Print each line of the listing once more, precisely as given.

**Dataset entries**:
==========

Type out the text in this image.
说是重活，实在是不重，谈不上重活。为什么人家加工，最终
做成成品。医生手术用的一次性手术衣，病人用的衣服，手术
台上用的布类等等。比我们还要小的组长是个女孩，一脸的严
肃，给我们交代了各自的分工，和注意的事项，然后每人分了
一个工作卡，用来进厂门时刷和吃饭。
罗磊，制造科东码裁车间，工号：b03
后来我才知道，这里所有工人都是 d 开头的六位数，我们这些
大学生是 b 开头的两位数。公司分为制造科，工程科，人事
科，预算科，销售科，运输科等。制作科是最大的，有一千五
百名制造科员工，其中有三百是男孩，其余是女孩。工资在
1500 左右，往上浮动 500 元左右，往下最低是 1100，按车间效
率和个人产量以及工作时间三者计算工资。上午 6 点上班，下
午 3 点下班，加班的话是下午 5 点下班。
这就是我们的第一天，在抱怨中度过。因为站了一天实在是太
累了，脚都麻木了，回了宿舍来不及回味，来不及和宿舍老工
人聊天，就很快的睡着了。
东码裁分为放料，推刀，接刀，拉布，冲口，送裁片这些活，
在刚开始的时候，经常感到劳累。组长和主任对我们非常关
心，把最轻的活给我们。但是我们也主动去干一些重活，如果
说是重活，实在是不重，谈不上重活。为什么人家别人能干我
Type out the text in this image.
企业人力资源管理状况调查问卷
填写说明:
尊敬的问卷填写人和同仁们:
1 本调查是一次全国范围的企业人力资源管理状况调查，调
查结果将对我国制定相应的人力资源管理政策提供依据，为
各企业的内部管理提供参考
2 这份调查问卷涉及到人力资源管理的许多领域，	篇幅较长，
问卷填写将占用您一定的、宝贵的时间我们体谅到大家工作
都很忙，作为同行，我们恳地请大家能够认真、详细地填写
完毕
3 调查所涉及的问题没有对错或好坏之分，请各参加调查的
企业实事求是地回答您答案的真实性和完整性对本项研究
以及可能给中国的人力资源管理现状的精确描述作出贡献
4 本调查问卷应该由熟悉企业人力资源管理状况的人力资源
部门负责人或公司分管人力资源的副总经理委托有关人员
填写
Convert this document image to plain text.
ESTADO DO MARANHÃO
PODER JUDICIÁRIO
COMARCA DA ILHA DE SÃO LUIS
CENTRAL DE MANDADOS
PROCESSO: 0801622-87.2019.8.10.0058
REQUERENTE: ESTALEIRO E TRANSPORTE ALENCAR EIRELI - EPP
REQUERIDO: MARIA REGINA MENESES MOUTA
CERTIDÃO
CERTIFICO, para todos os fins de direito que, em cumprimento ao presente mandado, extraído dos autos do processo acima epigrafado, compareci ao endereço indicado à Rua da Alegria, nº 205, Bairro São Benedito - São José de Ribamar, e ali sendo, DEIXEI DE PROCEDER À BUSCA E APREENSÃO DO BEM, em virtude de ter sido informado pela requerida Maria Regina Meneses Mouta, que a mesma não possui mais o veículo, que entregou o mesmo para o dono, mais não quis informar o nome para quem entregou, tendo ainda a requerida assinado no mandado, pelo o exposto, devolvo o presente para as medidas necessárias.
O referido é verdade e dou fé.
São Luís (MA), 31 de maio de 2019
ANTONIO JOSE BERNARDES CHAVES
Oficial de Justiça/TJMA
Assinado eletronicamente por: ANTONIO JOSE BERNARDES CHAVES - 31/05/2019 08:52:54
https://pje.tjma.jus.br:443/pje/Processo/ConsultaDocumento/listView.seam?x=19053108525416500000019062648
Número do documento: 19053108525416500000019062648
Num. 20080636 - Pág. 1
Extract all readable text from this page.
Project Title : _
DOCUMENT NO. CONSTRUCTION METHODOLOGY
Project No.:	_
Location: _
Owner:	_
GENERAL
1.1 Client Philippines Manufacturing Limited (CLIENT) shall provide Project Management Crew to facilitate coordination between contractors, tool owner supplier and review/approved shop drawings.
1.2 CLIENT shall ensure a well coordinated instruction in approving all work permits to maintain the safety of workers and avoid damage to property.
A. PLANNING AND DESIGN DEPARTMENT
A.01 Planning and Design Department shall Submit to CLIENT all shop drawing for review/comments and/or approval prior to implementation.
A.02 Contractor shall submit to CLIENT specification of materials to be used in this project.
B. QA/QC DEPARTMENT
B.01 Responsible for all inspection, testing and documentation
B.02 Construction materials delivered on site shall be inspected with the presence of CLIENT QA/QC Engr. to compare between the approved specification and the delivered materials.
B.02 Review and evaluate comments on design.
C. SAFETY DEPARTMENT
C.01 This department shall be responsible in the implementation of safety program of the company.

==========

**FULL SOLUTION**:
Type out the text in this image.
说是重活，实在是不重，谈不上重活。为什么人家加工，最终
做成成品。医生手术用的一次性手术衣，病人用的衣服，手术
台上用的布类等等。比我们还要小的组长是个女孩，一脸的严
肃，给我们交代了各自的分工，和注意的事项，然后每人分了
一个工作卡，用来进厂门时刷和吃饭。
罗磊，制造科东码裁车间，工号：b03
后来我才知道，这里所有工人都是 d 开头的六位数，我们这些
大学生是 b 开头的两位数。公司分为制造科，工程科，人事
科，预算科，销售科，运输科等。制作科是最大的，有一千五
百名制造科员工，其中有三百是男孩，其余是女孩。工资在
1500 左右，往上浮动 500 元左右，往下最低是 1100，按车间效
率和个人产量以及工作时间三者计算工资。上午 6 点上班，下
午 3 点下班，加班的话是下午 5 点下班。
这就是我们的第一天，在抱怨中度过。因为站了一天实在是太
累了，脚都麻木了，回了宿舍来不及回味，来不及和宿舍老工
人聊天，就很快的睡着了。
东码裁分为放料，推刀，接刀，拉布，冲口，送裁片这些活，
在刚开始的时候，经常感到劳累。组长和主任对我们非常关
心，把最轻的活给我们。但是我们也主动去干一些重活，如果
说是重活，实在是不重，谈不上重活。为什么人家别人能干我
Type out the text in this image.
企业人力资源管理状况调查问卷
填写说明:
尊敬的问卷填写人和同仁们:
1 本调查是一次全国范围的企业人力资源管理状况调查，调
查结果将对我国制定相应的人力资源管理政策提供依据，为
各企业的内部管理提供参考
2 这份调查问卷涉及到人力资源管理的许多领域，	篇幅较长，
问卷填写将占用您一定的、宝贵的时间我们体谅到大家工作
都很忙，作为同行，我们恳地请大家能够认真、详细地填写
完毕
3 调查所涉及的问题没有对错或好坏之分，请各参加调查的
企业实事求是地回答您答案的真实性和完整性对本项研究
以及可能给中国的人力资源管理现状的精确描述作出贡献
4 本调查问卷应该由熟悉企业人力资源管理状况的人力资源
部门负责人或公司分管人力资源的副总经理委托有关人员
填写
Convert this document image to plain text.
ESTADO DO MARANHÃO
PODER JUDICIÁRIO
COMARCA DA ILHA DE SÃO LUIS
CENTRAL DE MANDADOS
PROCESSO: 0801622-87.2019.8.10.0058
REQUERENTE: ESTALEIRO E TRANSPORTE ALENCAR EIRELI - EPP
REQUERIDO: MARIA REGINA MENESES MOUTA
CERTIDÃO
CERTIFICO, para todos os fins de direito que, em cumprimento ao presente mandado, extraído dos autos do processo acima epigrafado, compareci ao endereço indicado à Rua da Alegria, nº 205, Bairro São Benedito - São José de Ribamar, e ali sendo, DEIXEI DE PROCEDER À BUSCA E APREENSÃO DO BEM, em virtude de ter sido informado pela requerida Maria Regina Meneses Mouta, que a mesma não possui mais o veículo, que entregou o mesmo para o dono, mais não quis informar o nome para quem entregou, tendo ainda a requerida assinado no mandado, pelo o exposto, devolvo o presente para as medidas necessárias.
O referido é verdade e dou fé.
São Luís (MA), 31 de maio de 2019
ANTONIO JOSE BERNARDES CHAVES
Oficial de Justiça/TJMA
Assinado eletronicamente por: ANTONIO JOSE BERNARDES CHAVES - 31/05/2019 08:52:54
https://pje.tjma.jus.br:443/pje/Processo/ConsultaDocumento/listView.seam?x=19053108525416500000019062648
Número do documento: 19053108525416500000019062648
Num. 20080636 - Pág. 1
Extract all readable text from this page.
Project Title : _
DOCUMENT NO. CONSTRUCTION METHODOLOGY
Project No.:	_
Location: _
Owner:	_
GENERAL
1.1 Client Philippines Manufacturing Limited (CLIENT) shall provide Project Management Crew to facilitate coordination between contractors, tool owner supplier and review/approved shop drawings.
1.2 CLIENT shall ensure a well coordinated instruction in approving all work permits to maintain the safety of workers and avoid damage to property.
A. PLANNING AND DESIGN DEPARTMENT
A.01 Planning and Design Department shall Submit to CLIENT all shop drawing for review/comments and/or approval prior to implementation.
A.02 Contractor shall submit to CLIENT specification of materials to be used in this project.
B. QA/QC DEPARTMENT
B.01 Responsible for all inspection, testing and documentation
B.02 Construction materials delivered on site shall be inspected with the presence of CLIENT QA/QC Engr. to compare between the approved specification and the delivered materials.
B.02 Review and evaluate comments on design.
C. SAFETY DEPARTMENT
C.01 This department shall be responsible in the implementation of safety program of the company.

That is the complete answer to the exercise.